EXERCISE: The records below must be written out exactly, with every picture left behind.

PROVIDED DATA:
........

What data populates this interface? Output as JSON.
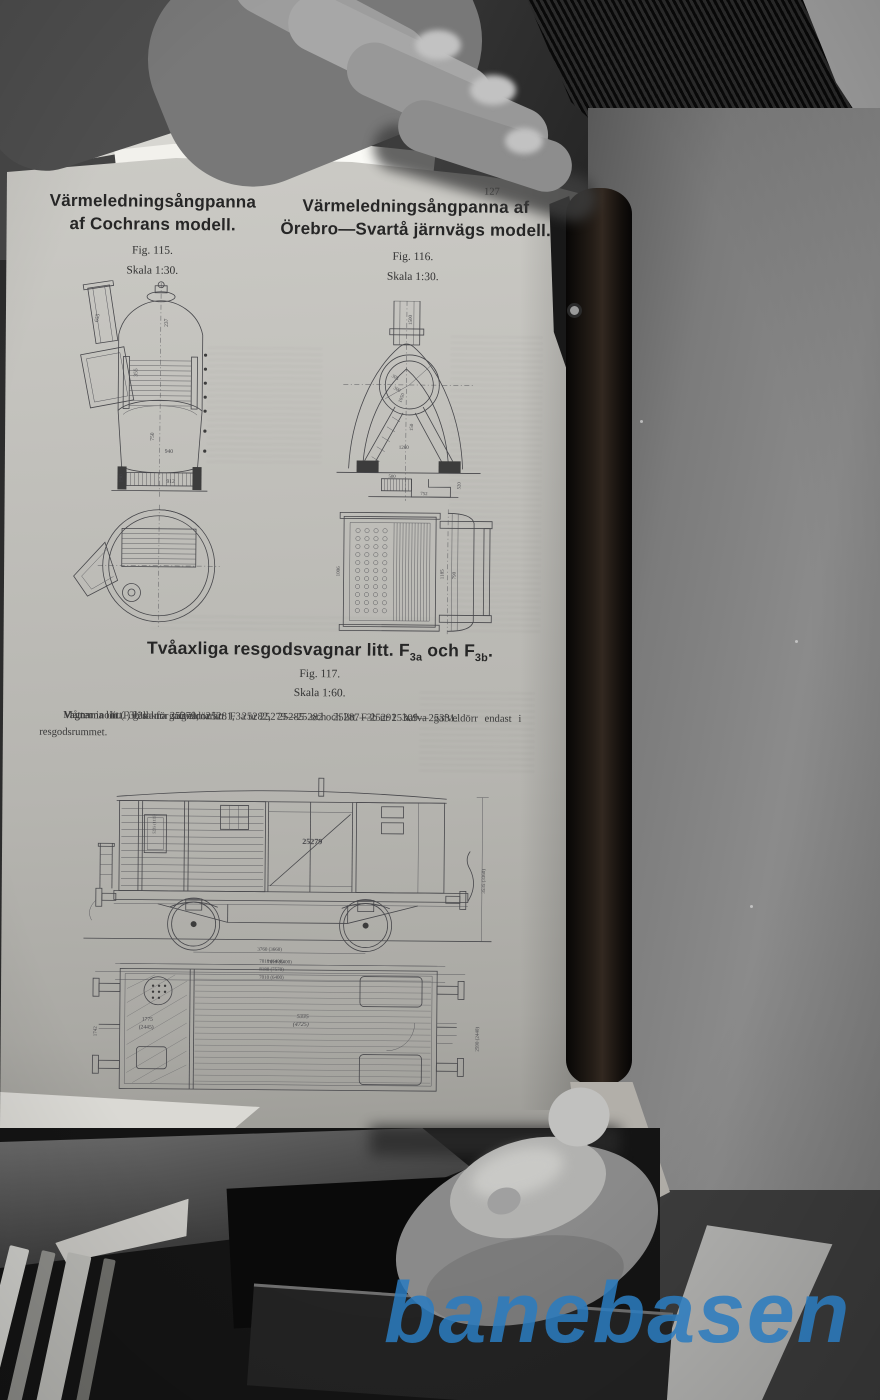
{
  "photo": {
    "watermark_text": "banebasen",
    "watermark_color": "#2b7cc0"
  },
  "page": {
    "number": "127",
    "fig115": {
      "title1": "Värmeledningsångpanna",
      "title2": "af Cochrans modell.",
      "caption": "Fig. 115.",
      "scale": "Skala 1:30.",
      "dims": {
        "chimney": "655",
        "top": "237",
        "neck": "355",
        "mid": "750",
        "width": "940",
        "base": "912",
        "grate": "190"
      }
    },
    "fig116": {
      "title1": "Värmeledningsångpanna af",
      "title2": "Örebro—Svartå järnvägs modell.",
      "caption": "Fig. 116.",
      "scale": "Skala 1:30.",
      "dims": {
        "chimney": "1500",
        "r1": "305",
        "r2": "300",
        "r3": "1050",
        "mid": "150",
        "width": "1260",
        "grate": "500",
        "base": "752",
        "side": "520"
      },
      "dims2": {
        "h1": "1006",
        "h2": "1185",
        "h3": "790"
      }
    },
    "fig117": {
      "title_prefix": "Tvåaxliga resgodsvagnar litt. F",
      "title_sub1": "3a",
      "title_mid": " och F",
      "title_sub2": "3b",
      "title_end": ".",
      "caption": "Fig. 117.",
      "scale": "Skala 1:60.",
      "para1": "Vagnarna litt. F3a nr 25279, 25281, 25282, 25285 och 25287—25291 hafva gafveldörr endast i resgodsrummet.",
      "para2": "Vagnarna litt. F3b sakna gafveldörrar.",
      "para3": "Måtten inom (  ) gälla för vagnarna litt. F3a nr 25279—25282 och litt. F3b nr 25309—25331.",
      "wagon_number": "25279",
      "plate": "5235 (1135)",
      "dim_axle": "3760 (3660)",
      "dim_body": "7010 (6400)",
      "dim_buffer": "8180 (7570)",
      "dim_total": "7010 (6400)",
      "dim_height": "3535 (3360)",
      "plan_top": "7010 (6400)",
      "plan_center1": "5335",
      "plan_center2": "(4725)",
      "plan_left1": "1775",
      "plan_left2": "(2445)",
      "plan_left_v": "1742",
      "plan_right_v": "2590 (2440)"
    }
  }
}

........

WRITTEN RESPONSE:
What data populates this interface? Output as JSON.
{
  "photo": {
    "watermark_text": "banebasen",
    "watermark_color": "#2b7cc0"
  },
  "page": {
    "number": "127",
    "fig115": {
      "title1": "Värmeledningsångpanna",
      "title2": "af Cochrans modell.",
      "caption": "Fig. 115.",
      "scale": "Skala 1:30.",
      "dims": {
        "chimney": "655",
        "top": "237",
        "neck": "355",
        "mid": "750",
        "width": "940",
        "base": "912",
        "grate": "190"
      }
    },
    "fig116": {
      "title1": "Värmeledningsångpanna af",
      "title2": "Örebro—Svartå järnvägs modell.",
      "caption": "Fig. 116.",
      "scale": "Skala 1:30.",
      "dims": {
        "chimney": "1500",
        "r1": "305",
        "r2": "300",
        "r3": "1050",
        "mid": "150",
        "width": "1260",
        "grate": "500",
        "base": "752",
        "side": "520"
      },
      "dims2": {
        "h1": "1006",
        "h2": "1185",
        "h3": "790"
      }
    },
    "fig117": {
      "title_prefix": "Tvåaxliga resgodsvagnar litt. F",
      "title_sub1": "3a",
      "title_mid": " och F",
      "title_sub2": "3b",
      "title_end": ".",
      "caption": "Fig. 117.",
      "scale": "Skala 1:60.",
      "para1": "Vagnarna litt. F3a nr 25279, 25281, 25282, 25285 och 25287—25291 hafva gafveldörr endast i resgodsrummet.",
      "para2": "Vagnarna litt. F3b sakna gafveldörrar.",
      "para3": "Måtten inom (  ) gälla för vagnarna litt. F3a nr 25279—25282 och litt. F3b nr 25309—25331.",
      "wagon_number": "25279",
      "plate": "5235 (1135)",
      "dim_axle": "3760 (3660)",
      "dim_body": "7010 (6400)",
      "dim_buffer": "8180 (7570)",
      "dim_total": "7010 (6400)",
      "dim_height": "3535 (3360)",
      "plan_top": "7010 (6400)",
      "plan_center1": "5335",
      "plan_center2": "(4725)",
      "plan_left1": "1775",
      "plan_left2": "(2445)",
      "plan_left_v": "1742",
      "plan_right_v": "2590 (2440)"
    }
  }
}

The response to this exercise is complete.